* [THE REQUEST] Copy the data exactly; pictures stay out of the copy.

━━━

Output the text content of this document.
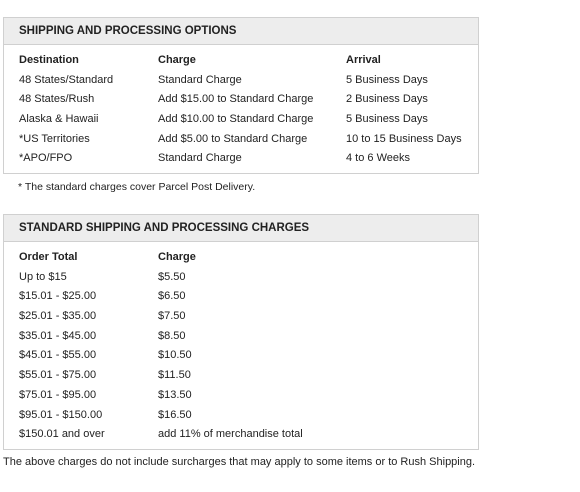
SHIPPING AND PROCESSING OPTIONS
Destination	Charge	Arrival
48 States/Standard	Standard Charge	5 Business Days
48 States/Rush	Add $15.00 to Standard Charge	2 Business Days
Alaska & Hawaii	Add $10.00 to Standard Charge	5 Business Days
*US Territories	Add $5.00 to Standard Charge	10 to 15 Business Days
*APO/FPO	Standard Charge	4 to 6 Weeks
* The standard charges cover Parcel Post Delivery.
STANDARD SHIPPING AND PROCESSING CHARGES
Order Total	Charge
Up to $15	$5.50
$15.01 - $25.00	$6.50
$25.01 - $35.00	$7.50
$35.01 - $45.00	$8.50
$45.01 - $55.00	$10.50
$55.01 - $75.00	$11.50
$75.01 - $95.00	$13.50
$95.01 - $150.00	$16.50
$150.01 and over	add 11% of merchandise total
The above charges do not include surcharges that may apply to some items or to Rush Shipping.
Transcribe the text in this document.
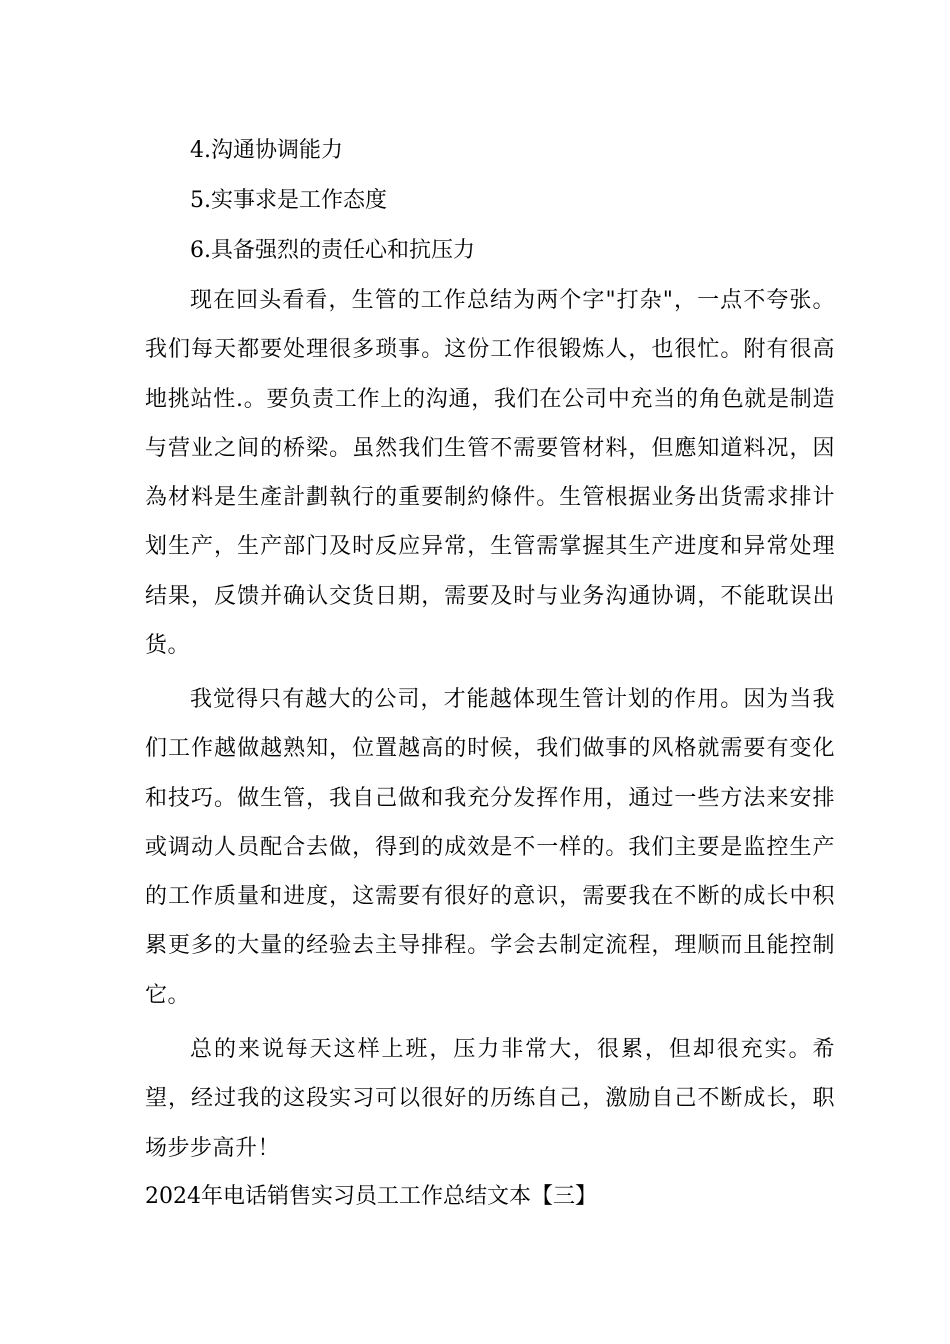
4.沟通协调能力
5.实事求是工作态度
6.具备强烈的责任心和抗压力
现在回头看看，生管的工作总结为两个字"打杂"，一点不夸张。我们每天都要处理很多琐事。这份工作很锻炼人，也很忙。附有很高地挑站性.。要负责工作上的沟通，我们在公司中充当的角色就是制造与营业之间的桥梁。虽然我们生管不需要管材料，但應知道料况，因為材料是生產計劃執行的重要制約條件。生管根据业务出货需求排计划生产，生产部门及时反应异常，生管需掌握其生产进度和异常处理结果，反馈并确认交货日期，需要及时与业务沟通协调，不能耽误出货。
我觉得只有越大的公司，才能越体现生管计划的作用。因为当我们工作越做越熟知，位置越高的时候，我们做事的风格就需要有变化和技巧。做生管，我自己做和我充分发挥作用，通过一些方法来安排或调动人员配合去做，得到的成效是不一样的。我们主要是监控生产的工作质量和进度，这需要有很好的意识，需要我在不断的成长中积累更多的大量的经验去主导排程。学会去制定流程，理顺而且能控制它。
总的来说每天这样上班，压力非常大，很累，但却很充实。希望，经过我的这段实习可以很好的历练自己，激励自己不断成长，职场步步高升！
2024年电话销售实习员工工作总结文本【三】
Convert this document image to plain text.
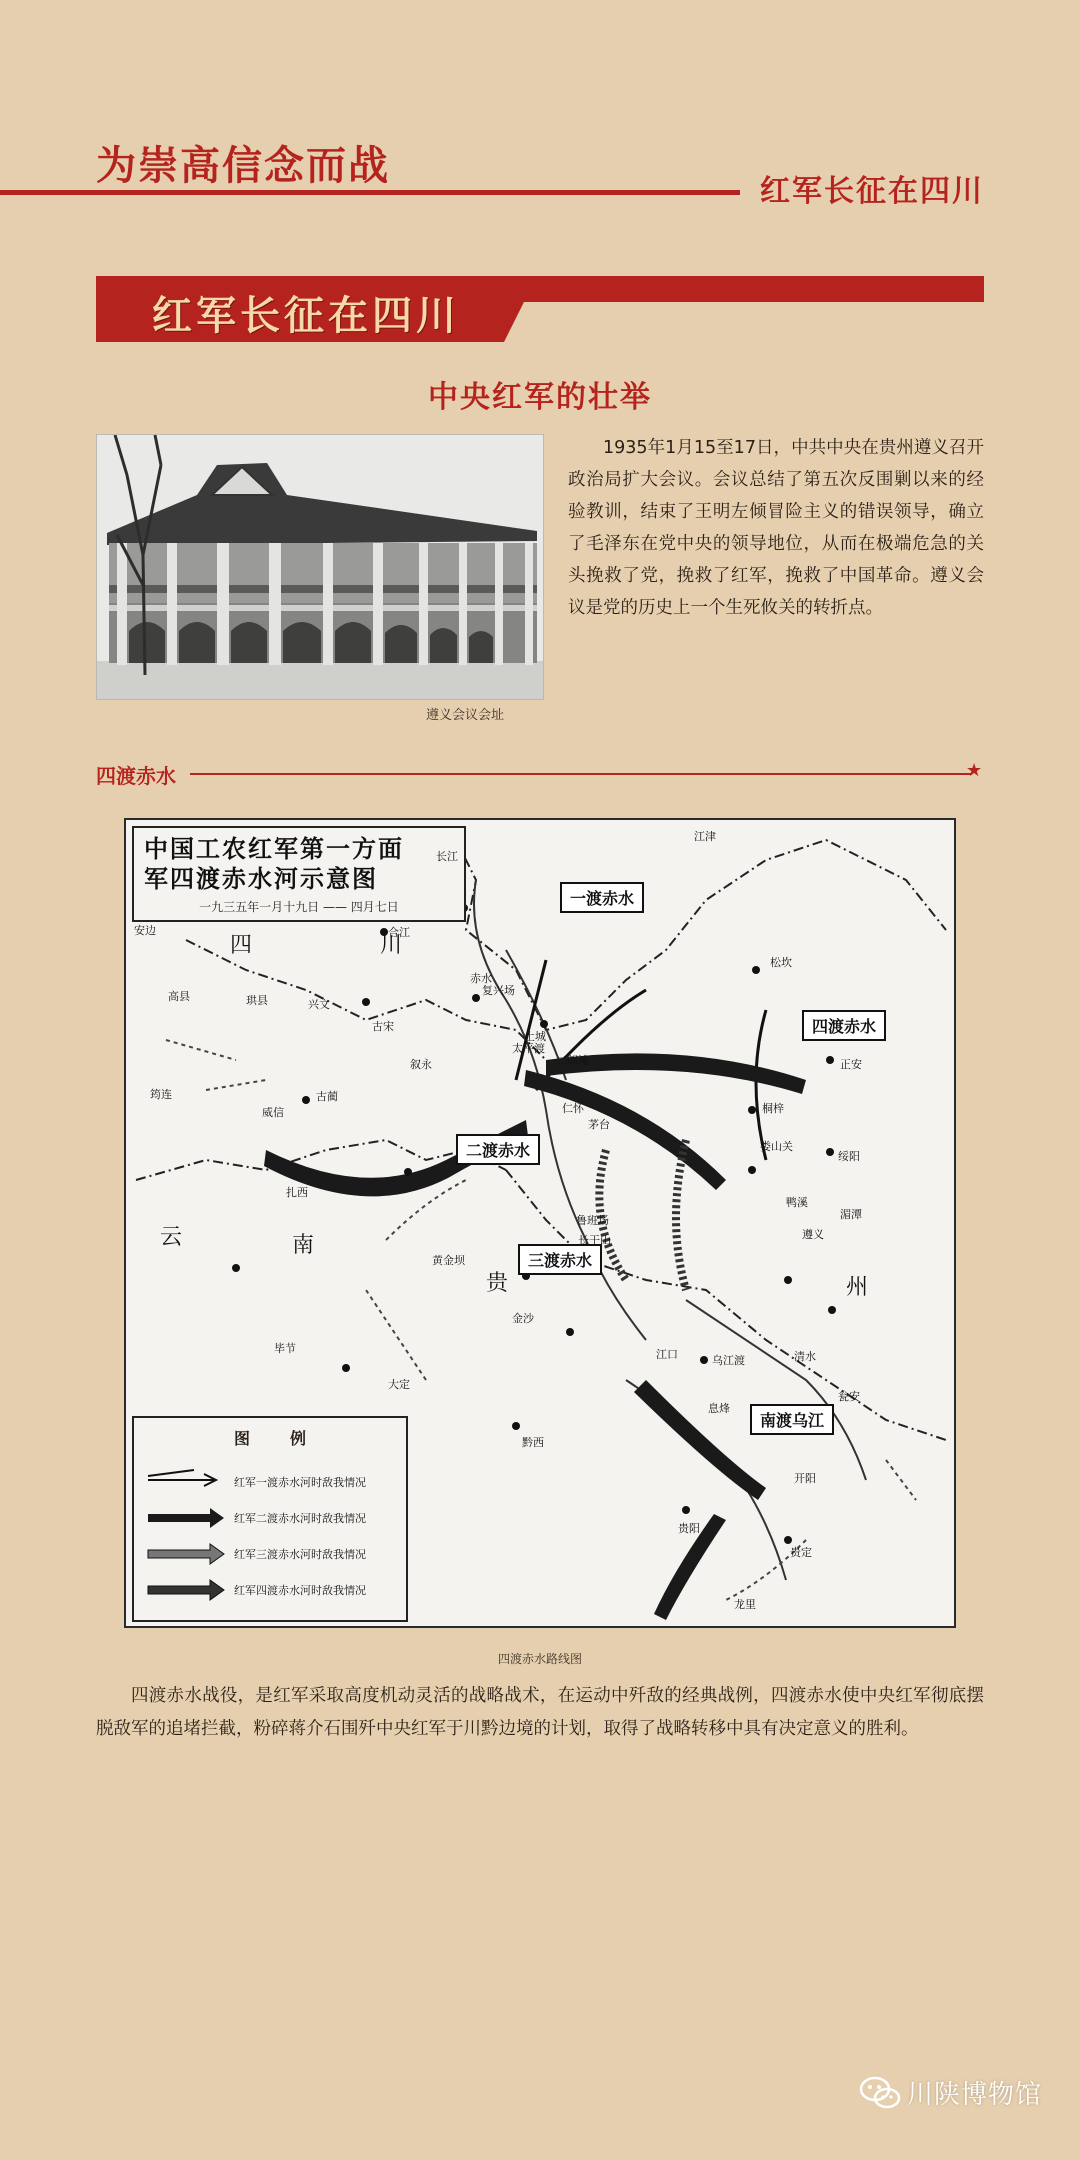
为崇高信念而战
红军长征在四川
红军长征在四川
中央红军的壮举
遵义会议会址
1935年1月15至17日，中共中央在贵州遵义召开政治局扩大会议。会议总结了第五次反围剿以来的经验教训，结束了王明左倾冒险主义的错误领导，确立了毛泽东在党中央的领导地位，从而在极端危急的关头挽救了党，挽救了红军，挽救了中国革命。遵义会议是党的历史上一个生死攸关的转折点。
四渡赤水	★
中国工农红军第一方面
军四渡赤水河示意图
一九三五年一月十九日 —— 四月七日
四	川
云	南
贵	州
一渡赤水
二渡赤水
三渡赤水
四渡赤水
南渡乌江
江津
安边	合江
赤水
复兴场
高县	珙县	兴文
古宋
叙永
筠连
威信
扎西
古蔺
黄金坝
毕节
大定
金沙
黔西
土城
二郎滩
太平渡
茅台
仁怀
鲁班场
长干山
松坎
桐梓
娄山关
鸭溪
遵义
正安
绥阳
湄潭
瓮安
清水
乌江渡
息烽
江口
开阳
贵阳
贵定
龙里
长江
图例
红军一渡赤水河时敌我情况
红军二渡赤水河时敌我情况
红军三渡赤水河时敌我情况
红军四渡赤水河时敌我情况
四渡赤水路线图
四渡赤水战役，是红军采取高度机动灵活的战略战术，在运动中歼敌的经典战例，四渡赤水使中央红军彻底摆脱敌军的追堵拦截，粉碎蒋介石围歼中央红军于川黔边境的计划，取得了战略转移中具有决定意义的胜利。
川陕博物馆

━━━

* [FINAL ANSWER]
Output the text content of this document.
SHIPPING AND PROCESSING OPTIONS
Destination	Charge	Arrival
48 States/Standard	Standard Charge	5 Business Days
48 States/Rush	Add $15.00 to Standard Charge	2 Business Days
Alaska & Hawaii	Add $10.00 to Standard Charge	5 Business Days
*US Territories	Add $5.00 to Standard Charge	10 to 15 Business Days
*APO/FPO	Standard Charge	4 to 6 Weeks
* The standard charges cover Parcel Post Delivery.
STANDARD SHIPPING AND PROCESSING CHARGES
Order Total	Charge
Up to $15	$5.50
$15.01 - $25.00	$6.50
$25.01 - $35.00	$7.50
$35.01 - $45.00	$8.50
$45.01 - $55.00	$10.50
$55.01 - $75.00	$11.50
$75.01 - $95.00	$13.50
$95.01 - $150.00	$16.50
$150.01 and over	add 11% of merchandise total
The above charges do not include surcharges that may apply to some items or to Rush Shipping.
Transcribe the text in this document.
4.沟通协调能力
5.实事求是工作态度
6.具备强烈的责任心和抗压力
现在回头看看，生管的工作总结为两个字"打杂"，一点不夸张。我们每天都要处理很多琐事。这份工作很锻炼人，也很忙。附有很高地挑站性.。要负责工作上的沟通，我们在公司中充当的角色就是制造与营业之间的桥梁。虽然我们生管不需要管材料，但應知道料况，因為材料是生產計劃執行的重要制約條件。生管根据业务出货需求排计划生产，生产部门及时反应异常，生管需掌握其生产进度和异常处理结果，反馈并确认交货日期，需要及时与业务沟通协调，不能耽误出货。
我觉得只有越大的公司，才能越体现生管计划的作用。因为当我们工作越做越熟知，位置越高的时候，我们做事的风格就需要有变化和技巧。做生管，我自己做和我充分发挥作用，通过一些方法来安排或调动人员配合去做，得到的成效是不一样的。我们主要是监控生产的工作质量和进度，这需要有很好的意识，需要我在不断的成长中积累更多的大量的经验去主导排程。学会去制定流程，理顺而且能控制它。
总的来说每天这样上班，压力非常大，很累，但却很充实。希望，经过我的这段实习可以很好的历练自己，激励自己不断成长，职场步步高升！
2024年电话销售实习员工工作总结文本【三】
Convert this document image to plain text.
为崇高信念而战
红军长征在四川
红军长征在四川
中央红军的壮举
遵义会议会址
1935年1月15至17日，中共中央在贵州遵义召开政治局扩大会议。会议总结了第五次反围剿以来的经验教训，结束了王明左倾冒险主义的错误领导，确立了毛泽东在党中央的领导地位，从而在极端危急的关头挽救了党，挽救了红军，挽救了中国革命。遵义会议是党的历史上一个生死攸关的转折点。
四渡赤水	★
中国工农红军第一方面
军四渡赤水河示意图
一九三五年一月十九日 —— 四月七日
四	川
云	南
贵	州
一渡赤水
二渡赤水
三渡赤水
四渡赤水
南渡乌江
江津
安边	合江
赤水
复兴场
高县	珙县	兴文
古宋
叙永
筠连
威信
扎西
古蔺
黄金坝
毕节
大定
金沙
黔西
土城
二郎滩
太平渡
茅台
仁怀
鲁班场
长干山
松坎
桐梓
娄山关
鸭溪
遵义
正安
绥阳
湄潭
瓮安
清水
乌江渡
息烽
江口
开阳
贵阳
贵定
龙里
长江
图例
红军一渡赤水河时敌我情况
红军二渡赤水河时敌我情况
红军三渡赤水河时敌我情况
红军四渡赤水河时敌我情况
四渡赤水路线图
四渡赤水战役，是红军采取高度机动灵活的战略战术，在运动中歼敌的经典战例，四渡赤水使中央红军彻底摆脱敌军的追堵拦截，粉碎蒋介石围歼中央红军于川黔边境的计划，取得了战略转移中具有决定意义的胜利。
川陕博物馆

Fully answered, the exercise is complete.